> TASK TO COMPLETE
Copy every entry as is. Leave images out.

> Page transcription dataset items
§
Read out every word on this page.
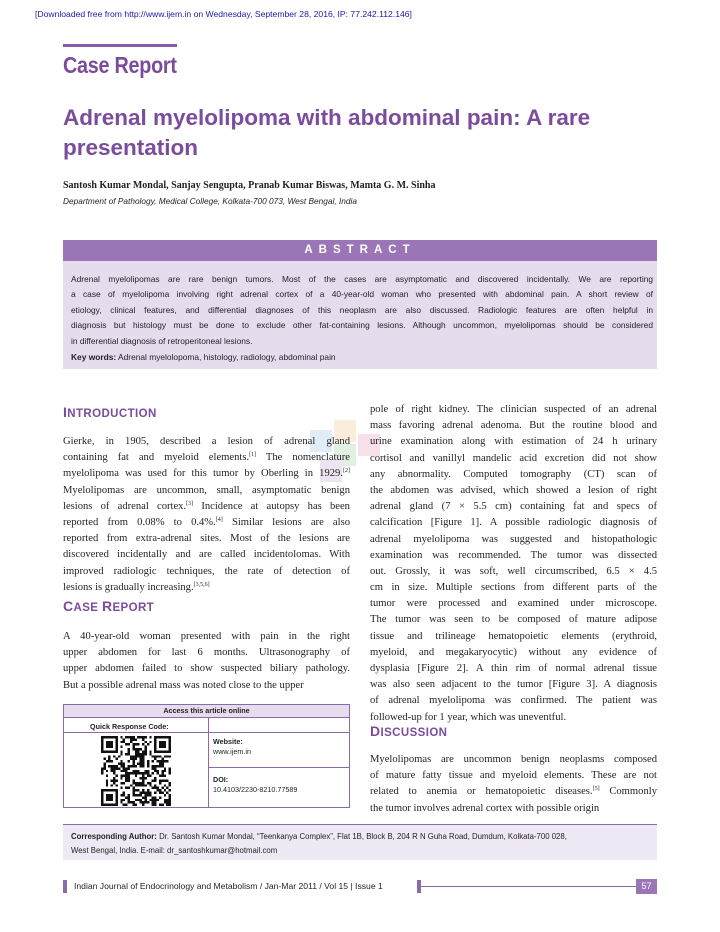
[Downloaded free from http://www.ijem.in on Wednesday, September 28, 2016, IP: 77.242.112.146]
Case Report
Adrenal myelolipoma with abdominal pain: A rare
presentation
Santosh Kumar Mondal, Sanjay Sengupta, Pranab Kumar Biswas, Mamta G. M. Sinha
Department of Pathology, Medical College, Kolkata-700 073, West Bengal, India
ABSTRACT
Adrenal myelolipomas are rare benign tumors. Most of the cases are asymptomatic and discovered incidentally. We are reporting
a case of myelolipoma involving right adrenal cortex of a 40-year-old woman who presented with abdominal pain. A short review of
etiology, clinical features, and differential diagnoses of this neoplasm are also discussed. Radiologic features are often helpful in
diagnosis but histology must be done to exclude other fat-containing lesions. Although uncommon, myelolipomas should be considered
in differential diagnosis of retroperitoneal lesions.
Key words: Adrenal myelolopoma, histology, radiology, abdominal pain
INTRODUCTION
Gierke, in 1905, described a lesion of adrenal gland
containing fat and myeloid elements.[1] The nomenclature
myelolipoma was used for this tumor by Oberling in 1929.[2]
Myelolipomas are uncommon, small, asymptomatic benign
lesions of adrenal cortex.[3] Incidence at autopsy has been
reported from 0.08% to 0.4%.[4] Similar lesions are also
reported from extra-adrenal sites. Most of the lesions are
discovered incidentally and are called incidentolomas. With
improved radiologic techniques, the rate of detection of
lesions is gradually increasing.[3,5,6]
CASE REPORT
A 40-year-old woman presented with pain in the right
upper abdomen for last 6 months. Ultrasonography of
upper abdomen failed to show suspected biliary pathology.
But a possible adrenal mass was noted close to the upper
pole of right kidney. The clinician suspected of an adrenal
mass favoring adrenal adenoma. But the routine blood and
urine examination along with estimation of 24 h urinary
cortisol and vanillyl mandelic acid excretion did not show
any abnormality. Computed tomography (CT) scan of
the abdomen was advised, which showed a lesion of right
adrenal gland (7 × 5.5 cm) containing fat and specs of
calcification [Figure 1]. A possible radiologic diagnosis of
adrenal myelolipoma was suggested and histopathologic
examination was recommended. The tumor was dissected
out. Grossly, it was soft, well circumscribed, 6.5 × 4.5
cm in size. Multiple sections from different parts of the
tumor were processed and examined under microscope.
The tumor was seen to be composed of mature adipose
tissue and trilineage hematopoietic elements (erythroid,
myeloid, and megakaryocytic) without any evidence of
dysplasia [Figure 2]. A thin rim of normal adrenal tissue
was also seen adjacent to the tumor [Figure 3]. A diagnosis
of adrenal myelolipoma was confirmed. The patient was
followed-up for 1 year, which was uneventful.
DISCUSSION
Myelolipomas are uncommon benign neoplasms composed
of mature fatty tissue and myeloid elements. These are not
related to anemia or hematopoietic diseases.[5] Commonly
the tumor involves adrenal cortex with possible origin
Access this article online
Quick Response Code:
Website:
www.ijem.in
DOI:
10.4103/2230-8210.77589
Corresponding Author: Dr. Santosh Kumar Mondal, “Teenkanya Complex”, Flat 1B, Block B, 204 R N Guha Road, Dumdum, Kolkata-700 028,
West Bengal, India. E-mail: dr_santoshkumar@hotmail.com
Indian Journal of Endocrinology and Metabolism / Jan-Mar 2011 / Vol 15 | Issue 1	57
§
> RESPONSE TO THE EXERCISE
Read out every word on this page.
[Downloaded free from http://www.ijem.in on Wednesday, September 28, 2016, IP: 77.242.112.146]
Case Report
Adrenal myelolipoma with abdominal pain: A rare
presentation
Santosh Kumar Mondal, Sanjay Sengupta, Pranab Kumar Biswas, Mamta G. M. Sinha
Department of Pathology, Medical College, Kolkata-700 073, West Bengal, India
ABSTRACT
Adrenal myelolipomas are rare benign tumors. Most of the cases are asymptomatic and discovered incidentally. We are reporting
a case of myelolipoma involving right adrenal cortex of a 40-year-old woman who presented with abdominal pain. A short review of
etiology, clinical features, and differential diagnoses of this neoplasm are also discussed. Radiologic features are often helpful in
diagnosis but histology must be done to exclude other fat-containing lesions. Although uncommon, myelolipomas should be considered
in differential diagnosis of retroperitoneal lesions.
Key words: Adrenal myelolopoma, histology, radiology, abdominal pain
INTRODUCTION
Gierke, in 1905, described a lesion of adrenal gland
containing fat and myeloid elements.[1] The nomenclature
myelolipoma was used for this tumor by Oberling in 1929.[2]
Myelolipomas are uncommon, small, asymptomatic benign
lesions of adrenal cortex.[3] Incidence at autopsy has been
reported from 0.08% to 0.4%.[4] Similar lesions are also
reported from extra-adrenal sites. Most of the lesions are
discovered incidentally and are called incidentolomas. With
improved radiologic techniques, the rate of detection of
lesions is gradually increasing.[3,5,6]
CASE REPORT
A 40-year-old woman presented with pain in the right
upper abdomen for last 6 months. Ultrasonography of
upper abdomen failed to show suspected biliary pathology.
But a possible adrenal mass was noted close to the upper
pole of right kidney. The clinician suspected of an adrenal
mass favoring adrenal adenoma. But the routine blood and
urine examination along with estimation of 24 h urinary
cortisol and vanillyl mandelic acid excretion did not show
any abnormality. Computed tomography (CT) scan of
the abdomen was advised, which showed a lesion of right
adrenal gland (7 × 5.5 cm) containing fat and specs of
calcification [Figure 1]. A possible radiologic diagnosis of
adrenal myelolipoma was suggested and histopathologic
examination was recommended. The tumor was dissected
out. Grossly, it was soft, well circumscribed, 6.5 × 4.5
cm in size. Multiple sections from different parts of the
tumor were processed and examined under microscope.
The tumor was seen to be composed of mature adipose
tissue and trilineage hematopoietic elements (erythroid,
myeloid, and megakaryocytic) without any evidence of
dysplasia [Figure 2]. A thin rim of normal adrenal tissue
was also seen adjacent to the tumor [Figure 3]. A diagnosis
of adrenal myelolipoma was confirmed. The patient was
followed-up for 1 year, which was uneventful.
DISCUSSION
Myelolipomas are uncommon benign neoplasms composed
of mature fatty tissue and myeloid elements. These are not
related to anemia or hematopoietic diseases.[5] Commonly
the tumor involves adrenal cortex with possible origin
Access this article online
Quick Response Code:
Website:
www.ijem.in
DOI:
10.4103/2230-8210.77589
Corresponding Author: Dr. Santosh Kumar Mondal, “Teenkanya Complex”, Flat 1B, Block B, 204 R N Guha Road, Dumdum, Kolkata-700 028,
West Bengal, India. E-mail: dr_santoshkumar@hotmail.com
Indian Journal of Endocrinology and Metabolism / Jan-Mar 2011 / Vol 15 | Issue 1	57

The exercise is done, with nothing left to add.